▼

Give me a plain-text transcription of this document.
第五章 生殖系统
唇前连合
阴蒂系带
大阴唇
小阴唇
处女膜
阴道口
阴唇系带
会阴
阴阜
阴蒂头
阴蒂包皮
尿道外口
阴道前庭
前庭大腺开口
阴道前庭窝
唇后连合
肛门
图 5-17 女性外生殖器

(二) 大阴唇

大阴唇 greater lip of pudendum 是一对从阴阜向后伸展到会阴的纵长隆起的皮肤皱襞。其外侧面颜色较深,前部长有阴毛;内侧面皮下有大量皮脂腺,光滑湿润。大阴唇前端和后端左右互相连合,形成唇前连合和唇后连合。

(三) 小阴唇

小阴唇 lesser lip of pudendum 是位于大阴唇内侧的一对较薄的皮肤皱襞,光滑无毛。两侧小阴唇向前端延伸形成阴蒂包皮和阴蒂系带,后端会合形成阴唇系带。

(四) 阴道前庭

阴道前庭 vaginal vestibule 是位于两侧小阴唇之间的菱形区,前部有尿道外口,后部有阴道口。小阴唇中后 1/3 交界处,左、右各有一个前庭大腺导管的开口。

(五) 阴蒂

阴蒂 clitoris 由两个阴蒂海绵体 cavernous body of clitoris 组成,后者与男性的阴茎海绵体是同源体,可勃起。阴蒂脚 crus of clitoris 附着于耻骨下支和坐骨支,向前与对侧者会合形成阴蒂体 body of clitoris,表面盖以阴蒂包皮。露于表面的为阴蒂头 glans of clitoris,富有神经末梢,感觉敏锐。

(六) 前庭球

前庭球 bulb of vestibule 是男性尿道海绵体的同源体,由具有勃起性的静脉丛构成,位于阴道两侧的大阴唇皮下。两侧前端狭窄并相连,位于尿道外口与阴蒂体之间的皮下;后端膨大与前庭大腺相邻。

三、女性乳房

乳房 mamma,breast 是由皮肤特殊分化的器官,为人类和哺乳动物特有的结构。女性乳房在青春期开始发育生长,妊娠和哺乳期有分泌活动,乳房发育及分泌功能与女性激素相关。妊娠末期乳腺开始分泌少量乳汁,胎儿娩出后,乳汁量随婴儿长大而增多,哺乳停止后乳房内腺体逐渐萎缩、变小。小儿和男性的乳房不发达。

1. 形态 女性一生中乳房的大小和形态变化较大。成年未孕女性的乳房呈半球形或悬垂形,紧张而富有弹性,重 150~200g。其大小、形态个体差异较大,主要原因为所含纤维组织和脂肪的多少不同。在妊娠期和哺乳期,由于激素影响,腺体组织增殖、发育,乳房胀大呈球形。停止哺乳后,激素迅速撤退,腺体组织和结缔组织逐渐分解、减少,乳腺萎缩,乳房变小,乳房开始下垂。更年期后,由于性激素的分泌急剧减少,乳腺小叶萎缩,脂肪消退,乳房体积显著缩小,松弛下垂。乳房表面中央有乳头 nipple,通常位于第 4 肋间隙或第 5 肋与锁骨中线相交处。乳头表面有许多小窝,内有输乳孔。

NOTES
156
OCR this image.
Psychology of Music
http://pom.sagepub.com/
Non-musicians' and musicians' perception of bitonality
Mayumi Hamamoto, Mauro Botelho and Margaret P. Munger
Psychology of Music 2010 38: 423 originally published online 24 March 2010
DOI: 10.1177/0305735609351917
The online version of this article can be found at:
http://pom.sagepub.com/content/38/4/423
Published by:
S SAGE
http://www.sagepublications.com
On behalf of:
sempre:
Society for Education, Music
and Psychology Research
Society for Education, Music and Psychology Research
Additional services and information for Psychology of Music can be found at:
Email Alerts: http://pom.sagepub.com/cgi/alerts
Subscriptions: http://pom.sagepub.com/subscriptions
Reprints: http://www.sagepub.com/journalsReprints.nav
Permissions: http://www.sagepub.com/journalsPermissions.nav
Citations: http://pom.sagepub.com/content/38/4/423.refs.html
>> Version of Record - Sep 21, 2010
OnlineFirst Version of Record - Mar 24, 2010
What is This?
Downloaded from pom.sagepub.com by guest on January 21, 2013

▲

• SHORT EXERCISE:
Copy out the material word for word and line for line.

• OUTPUT OF THE TASK:
Give me a plain-text transcription of this document.
第五章 生殖系统
唇前连合
阴蒂系带
大阴唇
小阴唇
处女膜
阴道口
阴唇系带
会阴
阴阜
阴蒂头
阴蒂包皮
尿道外口
阴道前庭
前庭大腺开口
阴道前庭窝
唇后连合
肛门
图 5-17 女性外生殖器

(二) 大阴唇

大阴唇 greater lip of pudendum 是一对从阴阜向后伸展到会阴的纵长隆起的皮肤皱襞。其外侧面颜色较深,前部长有阴毛;内侧面皮下有大量皮脂腺,光滑湿润。大阴唇前端和后端左右互相连合,形成唇前连合和唇后连合。

(三) 小阴唇

小阴唇 lesser lip of pudendum 是位于大阴唇内侧的一对较薄的皮肤皱襞,光滑无毛。两侧小阴唇向前端延伸形成阴蒂包皮和阴蒂系带,后端会合形成阴唇系带。

(四) 阴道前庭

阴道前庭 vaginal vestibule 是位于两侧小阴唇之间的菱形区,前部有尿道外口,后部有阴道口。小阴唇中后 1/3 交界处,左、右各有一个前庭大腺导管的开口。

(五) 阴蒂

阴蒂 clitoris 由两个阴蒂海绵体 cavernous body of clitoris 组成,后者与男性的阴茎海绵体是同源体,可勃起。阴蒂脚 crus of clitoris 附着于耻骨下支和坐骨支,向前与对侧者会合形成阴蒂体 body of clitoris,表面盖以阴蒂包皮。露于表面的为阴蒂头 glans of clitoris,富有神经末梢,感觉敏锐。

(六) 前庭球

前庭球 bulb of vestibule 是男性尿道海绵体的同源体,由具有勃起性的静脉丛构成,位于阴道两侧的大阴唇皮下。两侧前端狭窄并相连,位于尿道外口与阴蒂体之间的皮下;后端膨大与前庭大腺相邻。

三、女性乳房

乳房 mamma,breast 是由皮肤特殊分化的器官,为人类和哺乳动物特有的结构。女性乳房在青春期开始发育生长,妊娠和哺乳期有分泌活动,乳房发育及分泌功能与女性激素相关。妊娠末期乳腺开始分泌少量乳汁,胎儿娩出后,乳汁量随婴儿长大而增多,哺乳停止后乳房内腺体逐渐萎缩、变小。小儿和男性的乳房不发达。

1. 形态 女性一生中乳房的大小和形态变化较大。成年未孕女性的乳房呈半球形或悬垂形,紧张而富有弹性,重 150~200g。其大小、形态个体差异较大,主要原因为所含纤维组织和脂肪的多少不同。在妊娠期和哺乳期,由于激素影响,腺体组织增殖、发育,乳房胀大呈球形。停止哺乳后,激素迅速撤退,腺体组织和结缔组织逐渐分解、减少,乳腺萎缩,乳房变小,乳房开始下垂。更年期后,由于性激素的分泌急剧减少,乳腺小叶萎缩,脂肪消退,乳房体积显著缩小,松弛下垂。乳房表面中央有乳头 nipple,通常位于第 4 肋间隙或第 5 肋与锁骨中线相交处。乳头表面有许多小窝,内有输乳孔。

NOTES
156
OCR this image.
Psychology of Music
http://pom.sagepub.com/
Non-musicians' and musicians' perception of bitonality
Mayumi Hamamoto, Mauro Botelho and Margaret P. Munger
Psychology of Music 2010 38: 423 originally published online 24 March 2010
DOI: 10.1177/0305735609351917
The online version of this article can be found at:
http://pom.sagepub.com/content/38/4/423
Published by:
S SAGE
http://www.sagepublications.com
On behalf of:
sempre:
Society for Education, Music
and Psychology Research
Society for Education, Music and Psychology Research
Additional services and information for Psychology of Music can be found at:
Email Alerts: http://pom.sagepub.com/cgi/alerts
Subscriptions: http://pom.sagepub.com/subscriptions
Reprints: http://www.sagepub.com/journalsReprints.nav
Permissions: http://www.sagepub.com/journalsPermissions.nav
Citations: http://pom.sagepub.com/content/38/4/423.refs.html
>> Version of Record - Sep 21, 2010
OnlineFirst Version of Record - Mar 24, 2010
What is This?
Downloaded from pom.sagepub.com by guest on January 21, 2013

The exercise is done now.